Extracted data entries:
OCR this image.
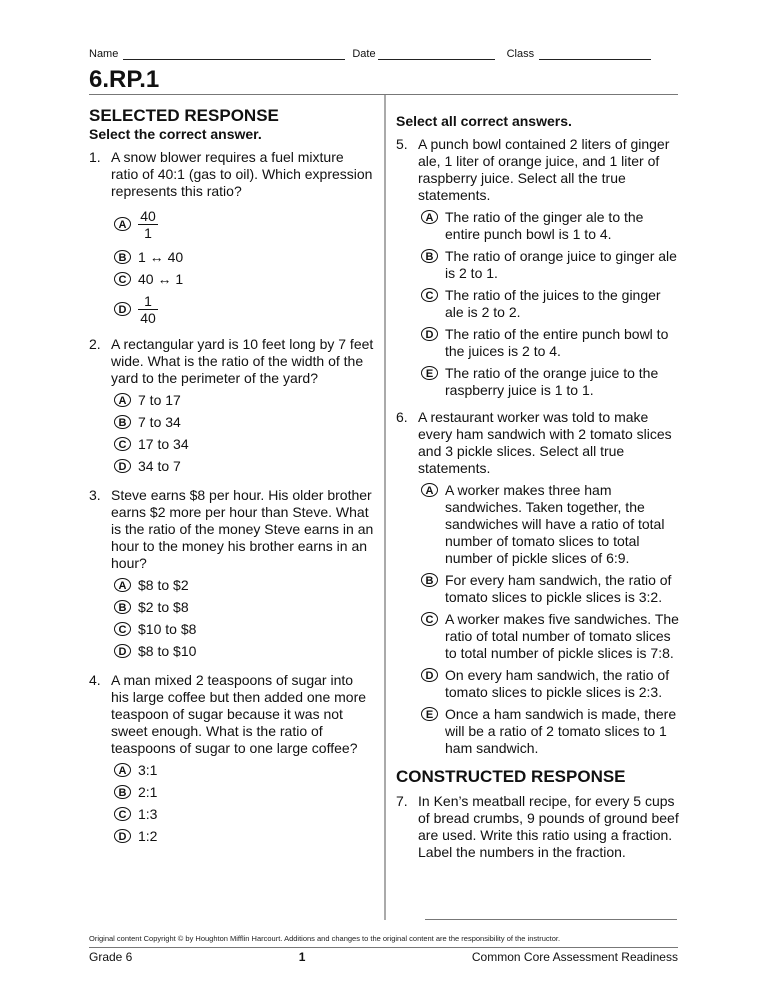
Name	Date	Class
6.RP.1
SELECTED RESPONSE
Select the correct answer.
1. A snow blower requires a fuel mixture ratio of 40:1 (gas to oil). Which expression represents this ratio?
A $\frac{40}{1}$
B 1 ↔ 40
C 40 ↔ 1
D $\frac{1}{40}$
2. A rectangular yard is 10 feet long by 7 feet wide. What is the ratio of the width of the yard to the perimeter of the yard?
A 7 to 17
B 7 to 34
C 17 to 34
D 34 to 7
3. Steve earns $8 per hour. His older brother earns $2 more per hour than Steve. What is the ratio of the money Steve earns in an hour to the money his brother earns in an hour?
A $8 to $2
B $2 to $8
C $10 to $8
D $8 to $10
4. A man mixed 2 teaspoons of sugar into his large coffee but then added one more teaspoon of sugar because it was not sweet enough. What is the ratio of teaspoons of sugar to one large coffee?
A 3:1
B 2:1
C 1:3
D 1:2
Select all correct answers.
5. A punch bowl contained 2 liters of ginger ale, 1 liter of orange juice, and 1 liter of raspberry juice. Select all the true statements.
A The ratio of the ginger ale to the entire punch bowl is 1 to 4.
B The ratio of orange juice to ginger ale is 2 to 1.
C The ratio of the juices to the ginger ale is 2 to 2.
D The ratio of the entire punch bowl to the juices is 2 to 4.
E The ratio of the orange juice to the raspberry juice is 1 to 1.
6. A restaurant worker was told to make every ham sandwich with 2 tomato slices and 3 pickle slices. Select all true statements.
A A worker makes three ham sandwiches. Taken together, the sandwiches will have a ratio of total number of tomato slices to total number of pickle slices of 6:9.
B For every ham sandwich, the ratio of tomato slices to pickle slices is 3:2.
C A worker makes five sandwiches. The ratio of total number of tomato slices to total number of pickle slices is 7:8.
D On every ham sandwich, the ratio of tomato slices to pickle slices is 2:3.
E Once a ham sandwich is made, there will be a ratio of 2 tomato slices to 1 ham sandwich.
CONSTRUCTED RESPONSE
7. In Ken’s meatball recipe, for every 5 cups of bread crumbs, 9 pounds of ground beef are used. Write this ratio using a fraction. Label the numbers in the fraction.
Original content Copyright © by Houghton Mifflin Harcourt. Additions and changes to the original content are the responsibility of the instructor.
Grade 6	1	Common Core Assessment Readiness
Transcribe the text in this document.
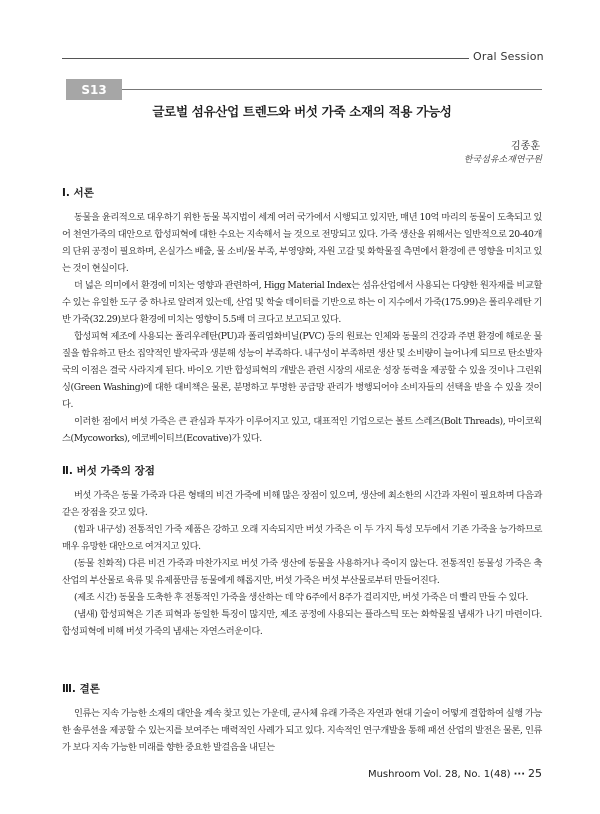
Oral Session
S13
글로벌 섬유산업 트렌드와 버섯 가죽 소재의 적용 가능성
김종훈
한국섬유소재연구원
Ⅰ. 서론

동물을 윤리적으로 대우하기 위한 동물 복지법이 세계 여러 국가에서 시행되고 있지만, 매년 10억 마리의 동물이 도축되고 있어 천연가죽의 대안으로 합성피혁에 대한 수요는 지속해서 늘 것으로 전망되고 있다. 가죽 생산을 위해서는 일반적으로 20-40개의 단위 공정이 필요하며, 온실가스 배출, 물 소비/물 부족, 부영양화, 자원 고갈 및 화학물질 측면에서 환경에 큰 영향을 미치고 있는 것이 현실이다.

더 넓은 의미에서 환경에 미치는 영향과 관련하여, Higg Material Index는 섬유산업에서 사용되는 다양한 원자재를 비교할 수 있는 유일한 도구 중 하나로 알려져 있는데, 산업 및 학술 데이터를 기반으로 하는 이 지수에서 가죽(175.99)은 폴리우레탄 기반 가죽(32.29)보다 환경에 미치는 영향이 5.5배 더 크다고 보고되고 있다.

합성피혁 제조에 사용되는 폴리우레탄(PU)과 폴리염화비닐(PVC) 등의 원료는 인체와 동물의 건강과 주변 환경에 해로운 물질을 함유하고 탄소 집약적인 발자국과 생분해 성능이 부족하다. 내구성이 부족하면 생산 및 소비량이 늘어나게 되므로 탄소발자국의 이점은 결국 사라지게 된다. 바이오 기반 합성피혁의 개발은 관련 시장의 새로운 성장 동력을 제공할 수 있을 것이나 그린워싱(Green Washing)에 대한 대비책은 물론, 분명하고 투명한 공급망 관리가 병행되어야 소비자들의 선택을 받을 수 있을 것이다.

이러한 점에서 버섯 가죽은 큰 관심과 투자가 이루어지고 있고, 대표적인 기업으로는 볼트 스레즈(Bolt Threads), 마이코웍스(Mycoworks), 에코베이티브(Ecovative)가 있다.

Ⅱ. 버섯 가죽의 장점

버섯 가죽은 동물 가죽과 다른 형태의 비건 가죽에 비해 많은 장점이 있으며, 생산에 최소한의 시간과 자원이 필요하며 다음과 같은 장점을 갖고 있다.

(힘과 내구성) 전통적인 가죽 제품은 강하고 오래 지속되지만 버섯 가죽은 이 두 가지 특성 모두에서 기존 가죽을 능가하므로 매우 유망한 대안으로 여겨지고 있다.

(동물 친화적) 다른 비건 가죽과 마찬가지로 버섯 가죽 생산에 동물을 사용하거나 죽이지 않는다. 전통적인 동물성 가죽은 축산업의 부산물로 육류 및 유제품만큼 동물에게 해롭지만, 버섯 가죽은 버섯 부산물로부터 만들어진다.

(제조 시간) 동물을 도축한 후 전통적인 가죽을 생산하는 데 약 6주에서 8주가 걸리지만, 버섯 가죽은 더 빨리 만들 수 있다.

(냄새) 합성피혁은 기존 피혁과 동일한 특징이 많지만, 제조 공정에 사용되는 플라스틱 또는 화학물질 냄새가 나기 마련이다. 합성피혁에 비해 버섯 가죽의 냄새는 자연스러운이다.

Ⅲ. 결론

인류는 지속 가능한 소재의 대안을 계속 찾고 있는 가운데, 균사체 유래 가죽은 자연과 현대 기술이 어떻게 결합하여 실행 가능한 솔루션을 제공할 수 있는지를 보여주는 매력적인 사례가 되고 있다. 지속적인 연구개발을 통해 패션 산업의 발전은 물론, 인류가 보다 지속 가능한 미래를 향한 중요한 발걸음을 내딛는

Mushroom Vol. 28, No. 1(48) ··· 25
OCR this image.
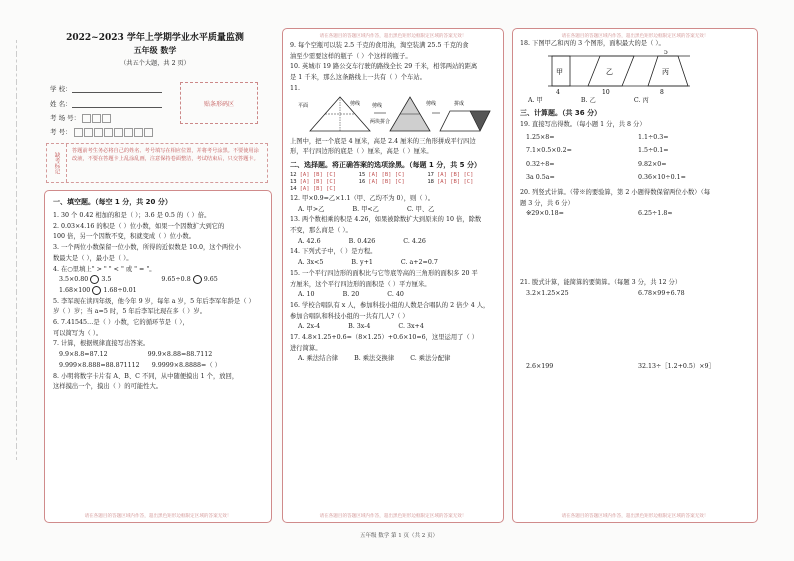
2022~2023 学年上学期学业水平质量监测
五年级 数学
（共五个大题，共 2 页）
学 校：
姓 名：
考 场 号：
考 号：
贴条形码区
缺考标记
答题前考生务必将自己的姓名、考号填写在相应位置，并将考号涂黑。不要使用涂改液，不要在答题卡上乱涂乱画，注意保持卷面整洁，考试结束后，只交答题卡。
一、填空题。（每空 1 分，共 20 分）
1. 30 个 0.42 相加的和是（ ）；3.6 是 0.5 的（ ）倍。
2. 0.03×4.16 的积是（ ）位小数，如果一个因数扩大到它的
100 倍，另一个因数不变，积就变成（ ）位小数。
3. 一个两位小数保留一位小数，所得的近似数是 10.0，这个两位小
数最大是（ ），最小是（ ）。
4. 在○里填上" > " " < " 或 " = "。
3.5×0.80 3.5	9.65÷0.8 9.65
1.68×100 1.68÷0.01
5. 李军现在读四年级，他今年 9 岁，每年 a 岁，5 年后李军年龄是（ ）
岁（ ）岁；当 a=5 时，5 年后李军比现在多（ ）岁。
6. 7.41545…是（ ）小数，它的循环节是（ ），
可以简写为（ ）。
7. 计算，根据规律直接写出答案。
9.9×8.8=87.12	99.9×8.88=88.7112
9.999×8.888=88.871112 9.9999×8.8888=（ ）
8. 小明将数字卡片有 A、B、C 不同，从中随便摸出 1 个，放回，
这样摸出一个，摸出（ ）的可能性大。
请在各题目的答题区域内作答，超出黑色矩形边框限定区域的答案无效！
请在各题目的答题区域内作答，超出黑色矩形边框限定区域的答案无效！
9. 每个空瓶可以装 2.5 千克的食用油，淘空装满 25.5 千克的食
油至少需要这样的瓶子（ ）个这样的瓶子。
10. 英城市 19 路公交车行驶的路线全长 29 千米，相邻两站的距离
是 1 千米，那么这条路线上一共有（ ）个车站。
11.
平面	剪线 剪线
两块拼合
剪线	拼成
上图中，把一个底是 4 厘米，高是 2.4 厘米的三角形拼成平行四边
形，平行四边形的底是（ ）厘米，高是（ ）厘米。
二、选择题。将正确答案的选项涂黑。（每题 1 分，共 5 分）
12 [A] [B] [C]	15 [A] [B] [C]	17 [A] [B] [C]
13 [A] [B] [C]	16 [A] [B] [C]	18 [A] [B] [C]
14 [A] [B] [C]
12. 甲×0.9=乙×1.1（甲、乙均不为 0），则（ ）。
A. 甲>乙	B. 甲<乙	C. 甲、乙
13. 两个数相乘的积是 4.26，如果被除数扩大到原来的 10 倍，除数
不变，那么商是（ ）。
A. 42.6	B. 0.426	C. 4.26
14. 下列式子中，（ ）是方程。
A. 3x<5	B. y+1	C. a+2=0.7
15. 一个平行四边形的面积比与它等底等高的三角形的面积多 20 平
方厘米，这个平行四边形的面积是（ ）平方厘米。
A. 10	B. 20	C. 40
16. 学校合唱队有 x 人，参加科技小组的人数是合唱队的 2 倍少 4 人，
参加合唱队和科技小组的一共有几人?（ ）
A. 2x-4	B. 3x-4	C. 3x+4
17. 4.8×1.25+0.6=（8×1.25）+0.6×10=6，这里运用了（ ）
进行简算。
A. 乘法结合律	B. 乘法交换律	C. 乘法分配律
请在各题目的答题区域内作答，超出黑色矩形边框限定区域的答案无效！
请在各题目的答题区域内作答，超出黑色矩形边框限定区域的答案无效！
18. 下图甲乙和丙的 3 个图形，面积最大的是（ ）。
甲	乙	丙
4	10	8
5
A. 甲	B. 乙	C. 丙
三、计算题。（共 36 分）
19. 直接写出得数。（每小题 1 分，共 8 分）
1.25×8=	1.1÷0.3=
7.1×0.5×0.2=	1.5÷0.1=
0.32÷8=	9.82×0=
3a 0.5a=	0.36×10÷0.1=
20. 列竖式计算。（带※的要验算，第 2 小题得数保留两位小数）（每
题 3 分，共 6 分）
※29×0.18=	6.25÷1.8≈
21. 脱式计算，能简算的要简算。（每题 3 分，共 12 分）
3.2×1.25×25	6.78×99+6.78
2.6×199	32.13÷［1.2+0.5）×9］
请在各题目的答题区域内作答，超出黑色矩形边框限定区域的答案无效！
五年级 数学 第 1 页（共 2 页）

Written exercise: Isolate the lines above that contain the word "폴리우레탄" and copy them.

Final result:
더 넓은 의미에서 환경에 미치는 영향과 관련하여, Higg Material Index는 섬유산업에서 사용되는 다양한 원자재를 비교할 수 있는 유일한 도구 중 하나로 알려져 있는데, 산업 및 학술 데이터를 기반으로 하는 이 지수에서 가죽(175.99)은 폴리우레탄 기반 가죽(32.29)보다 환경에 미치는 영향이 5.5배 더 크다고 보고되고 있다.
합성피혁 제조에 사용되는 폴리우레탄(PU)과 폴리염화비닐(PVC) 등의 원료는 인체와 동물의 건강과 주변 환경에 해로운 물질을 함유하고 탄소 집약적인 발자국과 생분해 성능이 부족하다. 내구성이 부족하면 생산 및 소비량이 늘어나게 되므로 탄소발자국의 이점은 결국 사라지게 된다. 바이오 기반 합성피혁의 개발은 관련 시장의 새로운 성장 동력을 제공할 수 있을 것이나 그린워싱(Green Washing)에 대한 대비책은 물론, 분명하고 투명한 공급망 관리가 병행되어야 소비자들의 선택을 받을 수 있을 것이다.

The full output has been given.